'''

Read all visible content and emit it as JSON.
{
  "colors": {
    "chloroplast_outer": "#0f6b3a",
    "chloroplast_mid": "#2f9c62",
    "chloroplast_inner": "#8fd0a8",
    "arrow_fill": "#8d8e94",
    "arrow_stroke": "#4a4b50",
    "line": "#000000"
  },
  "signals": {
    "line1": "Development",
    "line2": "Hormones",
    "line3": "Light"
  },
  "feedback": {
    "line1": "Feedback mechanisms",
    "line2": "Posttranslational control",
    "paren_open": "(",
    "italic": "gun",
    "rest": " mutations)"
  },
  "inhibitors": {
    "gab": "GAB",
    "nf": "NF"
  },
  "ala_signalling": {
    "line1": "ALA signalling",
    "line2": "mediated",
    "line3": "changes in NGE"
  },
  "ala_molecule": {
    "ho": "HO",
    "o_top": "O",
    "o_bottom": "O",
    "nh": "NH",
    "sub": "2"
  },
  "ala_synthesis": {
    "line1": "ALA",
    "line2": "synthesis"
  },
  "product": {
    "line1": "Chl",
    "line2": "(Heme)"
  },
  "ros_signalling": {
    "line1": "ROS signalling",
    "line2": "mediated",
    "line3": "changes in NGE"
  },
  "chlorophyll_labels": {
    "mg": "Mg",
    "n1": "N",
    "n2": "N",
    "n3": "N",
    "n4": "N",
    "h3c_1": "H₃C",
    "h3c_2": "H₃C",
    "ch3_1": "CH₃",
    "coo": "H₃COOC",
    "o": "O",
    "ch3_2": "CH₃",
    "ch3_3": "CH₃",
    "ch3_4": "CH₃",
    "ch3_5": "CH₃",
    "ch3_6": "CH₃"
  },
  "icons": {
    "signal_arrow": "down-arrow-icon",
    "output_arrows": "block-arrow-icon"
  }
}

'''

▶ GIVEN PROBLEM: Retype the records that precede this task, keeping them exactly the same.

▶ ANSWER TO THE TASK:
Read all visible content and emit it as JSON.
{
  "colors": {
    "chloroplast_outer": "#0f6b3a",
    "chloroplast_mid": "#2f9c62",
    "chloroplast_inner": "#8fd0a8",
    "arrow_fill": "#8d8e94",
    "arrow_stroke": "#4a4b50",
    "line": "#000000"
  },
  "signals": {
    "line1": "Development",
    "line2": "Hormones",
    "line3": "Light"
  },
  "feedback": {
    "line1": "Feedback mechanisms",
    "line2": "Posttranslational control",
    "paren_open": "(",
    "italic": "gun",
    "rest": " mutations)"
  },
  "inhibitors": {
    "gab": "GAB",
    "nf": "NF"
  },
  "ala_signalling": {
    "line1": "ALA signalling",
    "line2": "mediated",
    "line3": "changes in NGE"
  },
  "ala_molecule": {
    "ho": "HO",
    "o_top": "O",
    "o_bottom": "O",
    "nh": "NH",
    "sub": "2"
  },
  "ala_synthesis": {
    "line1": "ALA",
    "line2": "synthesis"
  },
  "product": {
    "line1": "Chl",
    "line2": "(Heme)"
  },
  "ros_signalling": {
    "line1": "ROS signalling",
    "line2": "mediated",
    "line3": "changes in NGE"
  },
  "chlorophyll_labels": {
    "mg": "Mg",
    "n1": "N",
    "n2": "N",
    "n3": "N",
    "n4": "N",
    "h3c_1": "H₃C",
    "h3c_2": "H₃C",
    "ch3_1": "CH₃",
    "coo": "H₃COOC",
    "o": "O",
    "ch3_2": "CH₃",
    "ch3_3": "CH₃",
    "ch3_4": "CH₃",
    "ch3_5": "CH₃",
    "ch3_6": "CH₃"
  },
  "icons": {
    "signal_arrow": "down-arrow-icon",
    "output_arrows": "block-arrow-icon"
  }
}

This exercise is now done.